◆ **The task**: Reproduce the entries below word for word, starting at the first entry and ending at the line that contains "data-point-company — [1040, 423, 1050, 434]", with both of those lines included.

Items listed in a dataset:
★ ★ ★ ★ ★
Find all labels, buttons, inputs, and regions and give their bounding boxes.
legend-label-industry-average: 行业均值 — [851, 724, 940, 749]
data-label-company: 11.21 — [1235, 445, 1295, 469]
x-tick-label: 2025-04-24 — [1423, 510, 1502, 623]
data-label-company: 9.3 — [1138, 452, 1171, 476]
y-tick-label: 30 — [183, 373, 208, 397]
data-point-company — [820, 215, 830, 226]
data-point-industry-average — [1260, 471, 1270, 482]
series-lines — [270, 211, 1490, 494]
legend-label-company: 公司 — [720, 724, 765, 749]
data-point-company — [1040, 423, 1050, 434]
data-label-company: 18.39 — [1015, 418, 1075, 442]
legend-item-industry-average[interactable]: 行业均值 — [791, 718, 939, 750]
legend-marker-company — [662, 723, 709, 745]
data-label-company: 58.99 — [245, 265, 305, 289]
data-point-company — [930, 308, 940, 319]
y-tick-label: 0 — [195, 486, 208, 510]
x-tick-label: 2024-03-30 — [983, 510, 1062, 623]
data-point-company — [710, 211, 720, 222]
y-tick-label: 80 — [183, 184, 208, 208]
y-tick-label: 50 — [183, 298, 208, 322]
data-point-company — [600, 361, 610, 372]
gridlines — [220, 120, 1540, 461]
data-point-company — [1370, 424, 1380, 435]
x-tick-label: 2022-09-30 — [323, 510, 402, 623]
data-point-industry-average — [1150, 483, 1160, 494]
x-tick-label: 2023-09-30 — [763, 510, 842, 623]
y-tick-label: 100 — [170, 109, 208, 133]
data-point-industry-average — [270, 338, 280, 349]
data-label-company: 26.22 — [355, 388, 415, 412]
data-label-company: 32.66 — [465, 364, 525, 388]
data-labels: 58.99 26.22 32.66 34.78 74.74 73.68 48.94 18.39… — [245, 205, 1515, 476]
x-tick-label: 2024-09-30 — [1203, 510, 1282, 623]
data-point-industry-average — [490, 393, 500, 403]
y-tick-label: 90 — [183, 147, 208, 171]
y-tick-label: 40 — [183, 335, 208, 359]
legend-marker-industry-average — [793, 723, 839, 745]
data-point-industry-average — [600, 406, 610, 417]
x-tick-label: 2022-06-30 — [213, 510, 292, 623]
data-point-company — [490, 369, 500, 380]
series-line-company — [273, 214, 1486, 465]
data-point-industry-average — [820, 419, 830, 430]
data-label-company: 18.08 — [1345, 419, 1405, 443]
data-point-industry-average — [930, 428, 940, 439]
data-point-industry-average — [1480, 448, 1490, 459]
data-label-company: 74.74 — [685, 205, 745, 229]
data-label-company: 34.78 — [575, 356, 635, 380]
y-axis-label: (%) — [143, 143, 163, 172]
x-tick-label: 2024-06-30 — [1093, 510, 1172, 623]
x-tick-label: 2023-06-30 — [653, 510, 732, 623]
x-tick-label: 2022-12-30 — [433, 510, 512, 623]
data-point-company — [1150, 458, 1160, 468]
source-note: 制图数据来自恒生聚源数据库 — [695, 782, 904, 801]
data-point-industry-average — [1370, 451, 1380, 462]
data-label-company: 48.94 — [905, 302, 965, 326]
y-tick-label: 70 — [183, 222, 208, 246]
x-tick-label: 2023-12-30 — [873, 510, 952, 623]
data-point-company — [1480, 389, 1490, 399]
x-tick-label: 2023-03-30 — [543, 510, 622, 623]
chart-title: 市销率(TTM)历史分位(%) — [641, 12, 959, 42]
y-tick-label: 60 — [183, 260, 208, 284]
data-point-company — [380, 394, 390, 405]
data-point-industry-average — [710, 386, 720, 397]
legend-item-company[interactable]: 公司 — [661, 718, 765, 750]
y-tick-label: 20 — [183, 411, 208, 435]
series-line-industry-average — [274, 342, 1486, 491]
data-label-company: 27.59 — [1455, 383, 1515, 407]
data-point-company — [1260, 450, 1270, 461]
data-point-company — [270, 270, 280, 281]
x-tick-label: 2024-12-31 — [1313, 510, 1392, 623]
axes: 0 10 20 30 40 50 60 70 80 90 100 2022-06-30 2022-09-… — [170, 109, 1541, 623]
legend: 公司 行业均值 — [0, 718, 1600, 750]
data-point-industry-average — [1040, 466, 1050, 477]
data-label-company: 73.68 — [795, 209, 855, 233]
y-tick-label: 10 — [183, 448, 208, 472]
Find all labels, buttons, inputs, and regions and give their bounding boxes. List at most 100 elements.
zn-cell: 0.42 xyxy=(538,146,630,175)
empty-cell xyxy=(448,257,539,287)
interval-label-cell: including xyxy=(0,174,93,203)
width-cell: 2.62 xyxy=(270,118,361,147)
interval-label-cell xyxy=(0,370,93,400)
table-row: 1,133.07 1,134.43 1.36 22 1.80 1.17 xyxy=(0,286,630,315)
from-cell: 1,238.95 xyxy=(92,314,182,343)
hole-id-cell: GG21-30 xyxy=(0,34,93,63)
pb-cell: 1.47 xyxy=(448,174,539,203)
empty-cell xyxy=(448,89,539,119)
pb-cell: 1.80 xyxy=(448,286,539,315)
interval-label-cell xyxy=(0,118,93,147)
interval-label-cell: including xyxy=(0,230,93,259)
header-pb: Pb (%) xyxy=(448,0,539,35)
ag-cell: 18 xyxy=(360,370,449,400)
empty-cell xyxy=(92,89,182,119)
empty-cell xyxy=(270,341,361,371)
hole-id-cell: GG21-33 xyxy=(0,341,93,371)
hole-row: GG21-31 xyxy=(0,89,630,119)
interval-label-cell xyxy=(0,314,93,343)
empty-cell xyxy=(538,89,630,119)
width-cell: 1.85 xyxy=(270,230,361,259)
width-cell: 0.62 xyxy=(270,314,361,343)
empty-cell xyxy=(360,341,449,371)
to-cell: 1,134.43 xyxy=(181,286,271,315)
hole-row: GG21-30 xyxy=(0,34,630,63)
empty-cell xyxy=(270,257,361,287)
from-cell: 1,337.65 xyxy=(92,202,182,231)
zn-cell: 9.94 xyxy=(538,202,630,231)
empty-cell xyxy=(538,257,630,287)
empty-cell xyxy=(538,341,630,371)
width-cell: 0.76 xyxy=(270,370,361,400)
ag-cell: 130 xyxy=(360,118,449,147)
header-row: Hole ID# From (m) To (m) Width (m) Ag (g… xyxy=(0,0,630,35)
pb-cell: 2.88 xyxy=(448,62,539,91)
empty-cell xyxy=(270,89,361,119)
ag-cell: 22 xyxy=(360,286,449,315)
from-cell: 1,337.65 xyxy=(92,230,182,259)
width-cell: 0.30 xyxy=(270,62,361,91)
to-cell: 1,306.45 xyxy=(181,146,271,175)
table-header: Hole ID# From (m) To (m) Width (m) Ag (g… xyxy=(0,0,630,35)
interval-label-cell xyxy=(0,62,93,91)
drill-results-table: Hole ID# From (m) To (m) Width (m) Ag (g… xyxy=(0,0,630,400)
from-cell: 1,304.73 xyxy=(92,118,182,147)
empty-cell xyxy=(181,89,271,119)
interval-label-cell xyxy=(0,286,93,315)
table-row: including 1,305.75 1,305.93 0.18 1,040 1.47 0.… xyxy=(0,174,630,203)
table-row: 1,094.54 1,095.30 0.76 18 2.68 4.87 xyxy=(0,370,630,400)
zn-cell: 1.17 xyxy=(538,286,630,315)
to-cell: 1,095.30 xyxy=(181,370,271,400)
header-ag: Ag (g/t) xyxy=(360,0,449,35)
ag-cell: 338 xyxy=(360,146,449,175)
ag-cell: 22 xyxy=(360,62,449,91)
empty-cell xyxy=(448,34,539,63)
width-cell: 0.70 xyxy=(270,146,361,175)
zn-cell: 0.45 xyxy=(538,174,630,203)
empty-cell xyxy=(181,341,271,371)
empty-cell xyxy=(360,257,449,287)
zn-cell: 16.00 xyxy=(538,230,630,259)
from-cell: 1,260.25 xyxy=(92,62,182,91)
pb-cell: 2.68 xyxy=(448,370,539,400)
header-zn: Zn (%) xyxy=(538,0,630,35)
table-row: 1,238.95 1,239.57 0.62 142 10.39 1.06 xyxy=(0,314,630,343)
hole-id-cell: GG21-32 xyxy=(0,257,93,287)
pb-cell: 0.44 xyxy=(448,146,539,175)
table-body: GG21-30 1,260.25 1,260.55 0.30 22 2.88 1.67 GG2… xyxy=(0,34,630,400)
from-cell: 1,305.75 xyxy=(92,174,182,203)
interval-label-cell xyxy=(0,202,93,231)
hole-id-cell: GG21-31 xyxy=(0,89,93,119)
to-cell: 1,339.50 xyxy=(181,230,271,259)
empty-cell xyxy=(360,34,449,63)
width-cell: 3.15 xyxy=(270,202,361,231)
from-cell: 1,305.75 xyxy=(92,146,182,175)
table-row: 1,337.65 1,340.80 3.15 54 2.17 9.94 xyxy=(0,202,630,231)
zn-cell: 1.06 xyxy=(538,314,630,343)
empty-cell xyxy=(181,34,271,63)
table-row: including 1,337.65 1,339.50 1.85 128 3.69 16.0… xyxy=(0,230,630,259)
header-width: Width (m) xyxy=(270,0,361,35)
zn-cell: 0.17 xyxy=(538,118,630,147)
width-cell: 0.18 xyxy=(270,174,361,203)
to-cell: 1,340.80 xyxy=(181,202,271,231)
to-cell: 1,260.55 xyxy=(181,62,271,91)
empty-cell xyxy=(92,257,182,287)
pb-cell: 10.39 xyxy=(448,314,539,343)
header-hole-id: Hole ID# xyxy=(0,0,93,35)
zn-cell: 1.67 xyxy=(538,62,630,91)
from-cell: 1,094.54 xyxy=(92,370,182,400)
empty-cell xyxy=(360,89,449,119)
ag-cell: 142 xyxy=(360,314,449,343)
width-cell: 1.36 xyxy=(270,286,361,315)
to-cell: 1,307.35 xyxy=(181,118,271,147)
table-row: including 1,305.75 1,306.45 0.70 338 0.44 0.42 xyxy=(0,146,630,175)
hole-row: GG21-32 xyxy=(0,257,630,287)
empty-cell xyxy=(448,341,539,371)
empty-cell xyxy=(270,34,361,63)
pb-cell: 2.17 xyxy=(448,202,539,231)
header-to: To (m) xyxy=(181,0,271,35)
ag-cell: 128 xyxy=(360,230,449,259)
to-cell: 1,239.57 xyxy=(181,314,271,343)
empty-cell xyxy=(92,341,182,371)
★ ★ ★ ★ ★
◆ **Problem solution**:
Find all labels, buttons, inputs, and regions and give their bounding boxes.
legend-label-industry-average: 行业均值 — [851, 724, 940, 749]
data-label-company: 11.21 — [1235, 445, 1295, 469]
x-tick-label: 2025-04-24 — [1423, 510, 1502, 623]
data-label-company: 9.3 — [1138, 452, 1171, 476]
y-tick-label: 30 — [183, 373, 208, 397]
data-point-company — [820, 215, 830, 226]
data-point-industry-average — [1260, 471, 1270, 482]
series-lines — [270, 211, 1490, 494]
legend-label-company: 公司 — [720, 724, 765, 749]
data-point-company — [1040, 423, 1050, 434]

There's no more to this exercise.